# Required work
Write out the records below word for word, please.

•••

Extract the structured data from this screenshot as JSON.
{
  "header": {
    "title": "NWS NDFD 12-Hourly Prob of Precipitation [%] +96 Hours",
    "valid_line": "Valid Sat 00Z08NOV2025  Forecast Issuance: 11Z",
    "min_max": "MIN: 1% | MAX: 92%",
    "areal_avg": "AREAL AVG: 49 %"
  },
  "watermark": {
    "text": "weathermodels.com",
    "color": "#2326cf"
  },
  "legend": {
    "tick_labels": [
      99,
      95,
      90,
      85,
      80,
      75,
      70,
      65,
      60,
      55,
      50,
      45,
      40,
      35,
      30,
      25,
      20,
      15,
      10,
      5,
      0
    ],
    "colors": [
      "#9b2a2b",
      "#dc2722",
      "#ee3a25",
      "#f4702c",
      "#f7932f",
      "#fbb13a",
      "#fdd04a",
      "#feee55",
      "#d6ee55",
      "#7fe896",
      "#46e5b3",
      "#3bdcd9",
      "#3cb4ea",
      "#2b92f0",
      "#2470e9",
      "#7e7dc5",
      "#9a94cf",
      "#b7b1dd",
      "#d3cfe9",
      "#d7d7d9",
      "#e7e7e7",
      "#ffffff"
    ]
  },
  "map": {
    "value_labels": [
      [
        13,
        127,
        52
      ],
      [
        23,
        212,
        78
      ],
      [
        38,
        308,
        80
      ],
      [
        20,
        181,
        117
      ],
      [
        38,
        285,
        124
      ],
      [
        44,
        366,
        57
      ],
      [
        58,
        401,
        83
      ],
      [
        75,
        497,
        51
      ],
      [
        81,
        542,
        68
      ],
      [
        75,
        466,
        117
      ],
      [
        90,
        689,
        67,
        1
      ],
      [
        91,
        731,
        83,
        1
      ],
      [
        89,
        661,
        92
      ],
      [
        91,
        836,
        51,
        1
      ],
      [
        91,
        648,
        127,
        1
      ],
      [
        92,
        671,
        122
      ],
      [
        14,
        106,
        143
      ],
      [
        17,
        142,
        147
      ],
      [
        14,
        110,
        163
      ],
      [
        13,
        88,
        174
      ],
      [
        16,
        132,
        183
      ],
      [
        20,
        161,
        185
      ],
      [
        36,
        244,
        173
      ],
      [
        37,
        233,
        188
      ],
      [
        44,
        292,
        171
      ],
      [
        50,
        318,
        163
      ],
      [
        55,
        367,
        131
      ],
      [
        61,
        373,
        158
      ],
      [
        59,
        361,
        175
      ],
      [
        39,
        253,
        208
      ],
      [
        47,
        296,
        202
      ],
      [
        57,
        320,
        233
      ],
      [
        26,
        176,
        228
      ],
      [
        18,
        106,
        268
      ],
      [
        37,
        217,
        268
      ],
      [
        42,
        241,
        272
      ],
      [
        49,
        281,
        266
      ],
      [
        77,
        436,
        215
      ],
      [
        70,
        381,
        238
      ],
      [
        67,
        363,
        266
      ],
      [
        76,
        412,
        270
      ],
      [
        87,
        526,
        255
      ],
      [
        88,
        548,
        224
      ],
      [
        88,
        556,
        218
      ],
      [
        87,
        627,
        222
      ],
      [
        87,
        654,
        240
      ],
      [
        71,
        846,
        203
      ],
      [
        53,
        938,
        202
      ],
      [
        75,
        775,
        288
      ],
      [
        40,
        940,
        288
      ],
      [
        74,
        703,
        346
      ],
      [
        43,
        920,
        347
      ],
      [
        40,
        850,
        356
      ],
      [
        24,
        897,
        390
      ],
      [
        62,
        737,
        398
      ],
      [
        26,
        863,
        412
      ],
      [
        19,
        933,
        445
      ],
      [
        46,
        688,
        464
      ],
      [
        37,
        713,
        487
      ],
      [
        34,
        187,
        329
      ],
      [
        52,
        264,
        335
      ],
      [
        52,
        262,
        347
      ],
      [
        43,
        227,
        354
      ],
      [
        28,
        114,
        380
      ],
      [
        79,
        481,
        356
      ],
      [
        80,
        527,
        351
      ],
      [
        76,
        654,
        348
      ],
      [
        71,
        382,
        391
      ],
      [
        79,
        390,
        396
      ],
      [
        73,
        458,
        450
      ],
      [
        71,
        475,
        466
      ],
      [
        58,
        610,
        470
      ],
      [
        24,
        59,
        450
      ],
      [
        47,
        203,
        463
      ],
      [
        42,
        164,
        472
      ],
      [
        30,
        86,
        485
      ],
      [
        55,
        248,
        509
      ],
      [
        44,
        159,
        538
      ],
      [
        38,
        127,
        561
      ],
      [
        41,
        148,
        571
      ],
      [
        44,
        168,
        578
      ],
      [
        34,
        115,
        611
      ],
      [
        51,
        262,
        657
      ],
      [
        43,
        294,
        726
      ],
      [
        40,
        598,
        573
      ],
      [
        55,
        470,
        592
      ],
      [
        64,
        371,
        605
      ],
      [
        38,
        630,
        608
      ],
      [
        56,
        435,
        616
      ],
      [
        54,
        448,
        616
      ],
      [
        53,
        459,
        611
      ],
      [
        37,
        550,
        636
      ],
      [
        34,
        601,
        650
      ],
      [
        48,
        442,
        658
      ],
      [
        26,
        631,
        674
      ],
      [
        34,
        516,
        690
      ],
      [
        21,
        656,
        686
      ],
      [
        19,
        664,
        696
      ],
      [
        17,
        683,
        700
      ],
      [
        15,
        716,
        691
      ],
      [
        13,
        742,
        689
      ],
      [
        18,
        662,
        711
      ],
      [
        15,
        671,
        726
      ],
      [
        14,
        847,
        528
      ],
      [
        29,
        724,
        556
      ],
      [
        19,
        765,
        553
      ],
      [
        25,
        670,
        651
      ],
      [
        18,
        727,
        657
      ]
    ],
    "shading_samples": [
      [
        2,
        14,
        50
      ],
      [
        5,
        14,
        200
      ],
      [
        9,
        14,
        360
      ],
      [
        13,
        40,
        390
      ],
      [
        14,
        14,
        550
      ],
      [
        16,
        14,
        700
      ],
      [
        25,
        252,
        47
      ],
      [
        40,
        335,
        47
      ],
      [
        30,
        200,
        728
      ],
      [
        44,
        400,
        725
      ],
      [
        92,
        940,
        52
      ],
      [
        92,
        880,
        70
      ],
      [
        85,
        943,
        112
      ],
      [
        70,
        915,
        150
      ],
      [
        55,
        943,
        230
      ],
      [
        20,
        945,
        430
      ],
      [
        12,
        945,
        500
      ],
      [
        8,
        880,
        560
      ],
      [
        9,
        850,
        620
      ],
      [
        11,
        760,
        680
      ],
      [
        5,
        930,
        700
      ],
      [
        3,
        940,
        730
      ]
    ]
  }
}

•••

# Result of this exercise
Extract the structured data from this screenshot as JSON.
{
  "header": {
    "title": "NWS NDFD 12-Hourly Prob of Precipitation [%] +96 Hours",
    "valid_line": "Valid Sat 00Z08NOV2025  Forecast Issuance: 11Z",
    "min_max": "MIN: 1% | MAX: 92%",
    "areal_avg": "AREAL AVG: 49 %"
  },
  "watermark": {
    "text": "weathermodels.com",
    "color": "#2326cf"
  },
  "legend": {
    "tick_labels": [
      99,
      95,
      90,
      85,
      80,
      75,
      70,
      65,
      60,
      55,
      50,
      45,
      40,
      35,
      30,
      25,
      20,
      15,
      10,
      5,
      0
    ],
    "colors": [
      "#9b2a2b",
      "#dc2722",
      "#ee3a25",
      "#f4702c",
      "#f7932f",
      "#fbb13a",
      "#fdd04a",
      "#feee55",
      "#d6ee55",
      "#7fe896",
      "#46e5b3",
      "#3bdcd9",
      "#3cb4ea",
      "#2b92f0",
      "#2470e9",
      "#7e7dc5",
      "#9a94cf",
      "#b7b1dd",
      "#d3cfe9",
      "#d7d7d9",
      "#e7e7e7",
      "#ffffff"
    ]
  },
  "map": {
    "value_labels": [
      [
        13,
        127,
        52
      ],
      [
        23,
        212,
        78
      ],
      [
        38,
        308,
        80
      ],
      [
        20,
        181,
        117
      ],
      [
        38,
        285,
        124
      ],
      [
        44,
        366,
        57
      ],
      [
        58,
        401,
        83
      ],
      [
        75,
        497,
        51
      ],
      [
        81,
        542,
        68
      ],
      [
        75,
        466,
        117
      ],
      [
        90,
        689,
        67,
        1
      ],
      [
        91,
        731,
        83,
        1
      ],
      [
        89,
        661,
        92
      ],
      [
        91,
        836,
        51,
        1
      ],
      [
        91,
        648,
        127,
        1
      ],
      [
        92,
        671,
        122
      ],
      [
        14,
        106,
        143
      ],
      [
        17,
        142,
        147
      ],
      [
        14,
        110,
        163
      ],
      [
        13,
        88,
        174
      ],
      [
        16,
        132,
        183
      ],
      [
        20,
        161,
        185
      ],
      [
        36,
        244,
        173
      ],
      [
        37,
        233,
        188
      ],
      [
        44,
        292,
        171
      ],
      [
        50,
        318,
        163
      ],
      [
        55,
        367,
        131
      ],
      [
        61,
        373,
        158
      ],
      [
        59,
        361,
        175
      ],
      [
        39,
        253,
        208
      ],
      [
        47,
        296,
        202
      ],
      [
        57,
        320,
        233
      ],
      [
        26,
        176,
        228
      ],
      [
        18,
        106,
        268
      ],
      [
        37,
        217,
        268
      ],
      [
        42,
        241,
        272
      ],
      [
        49,
        281,
        266
      ],
      [
        77,
        436,
        215
      ],
      [
        70,
        381,
        238
      ],
      [
        67,
        363,
        266
      ],
      [
        76,
        412,
        270
      ],
      [
        87,
        526,
        255
      ],
      [
        88,
        548,
        224
      ],
      [
        88,
        556,
        218
      ],
      [
        87,
        627,
        222
      ],
      [
        87,
        654,
        240
      ],
      [
        71,
        846,
        203
      ],
      [
        53,
        938,
        202
      ],
      [
        75,
        775,
        288
      ],
      [
        40,
        940,
        288
      ],
      [
        74,
        703,
        346
      ],
      [
        43,
        920,
        347
      ],
      [
        40,
        850,
        356
      ],
      [
        24,
        897,
        390
      ],
      [
        62,
        737,
        398
      ],
      [
        26,
        863,
        412
      ],
      [
        19,
        933,
        445
      ],
      [
        46,
        688,
        464
      ],
      [
        37,
        713,
        487
      ],
      [
        34,
        187,
        329
      ],
      [
        52,
        264,
        335
      ],
      [
        52,
        262,
        347
      ],
      [
        43,
        227,
        354
      ],
      [
        28,
        114,
        380
      ],
      [
        79,
        481,
        356
      ],
      [
        80,
        527,
        351
      ],
      [
        76,
        654,
        348
      ],
      [
        71,
        382,
        391
      ],
      [
        79,
        390,
        396
      ],
      [
        73,
        458,
        450
      ],
      [
        71,
        475,
        466
      ],
      [
        58,
        610,
        470
      ],
      [
        24,
        59,
        450
      ],
      [
        47,
        203,
        463
      ],
      [
        42,
        164,
        472
      ],
      [
        30,
        86,
        485
      ],
      [
        55,
        248,
        509
      ],
      [
        44,
        159,
        538
      ],
      [
        38,
        127,
        561
      ],
      [
        41,
        148,
        571
      ],
      [
        44,
        168,
        578
      ],
      [
        34,
        115,
        611
      ],
      [
        51,
        262,
        657
      ],
      [
        43,
        294,
        726
      ],
      [
        40,
        598,
        573
      ],
      [
        55,
        470,
        592
      ],
      [
        64,
        371,
        605
      ],
      [
        38,
        630,
        608
      ],
      [
        56,
        435,
        616
      ],
      [
        54,
        448,
        616
      ],
      [
        53,
        459,
        611
      ],
      [
        37,
        550,
        636
      ],
      [
        34,
        601,
        650
      ],
      [
        48,
        442,
        658
      ],
      [
        26,
        631,
        674
      ],
      [
        34,
        516,
        690
      ],
      [
        21,
        656,
        686
      ],
      [
        19,
        664,
        696
      ],
      [
        17,
        683,
        700
      ],
      [
        15,
        716,
        691
      ],
      [
        13,
        742,
        689
      ],
      [
        18,
        662,
        711
      ],
      [
        15,
        671,
        726
      ],
      [
        14,
        847,
        528
      ],
      [
        29,
        724,
        556
      ],
      [
        19,
        765,
        553
      ],
      [
        25,
        670,
        651
      ],
      [
        18,
        727,
        657
      ]
    ],
    "shading_samples": [
      [
        2,
        14,
        50
      ],
      [
        5,
        14,
        200
      ],
      [
        9,
        14,
        360
      ],
      [
        13,
        40,
        390
      ],
      [
        14,
        14,
        550
      ],
      [
        16,
        14,
        700
      ],
      [
        25,
        252,
        47
      ],
      [
        40,
        335,
        47
      ],
      [
        30,
        200,
        728
      ],
      [
        44,
        400,
        725
      ],
      [
        92,
        940,
        52
      ],
      [
        92,
        880,
        70
      ],
      [
        85,
        943,
        112
      ],
      [
        70,
        915,
        150
      ],
      [
        55,
        943,
        230
      ],
      [
        20,
        945,
        430
      ],
      [
        12,
        945,
        500
      ],
      [
        8,
        880,
        560
      ],
      [
        9,
        850,
        620
      ],
      [
        11,
        760,
        680
      ],
      [
        5,
        930,
        700
      ],
      [
        3,
        940,
        730
      ]
    ]
  }
}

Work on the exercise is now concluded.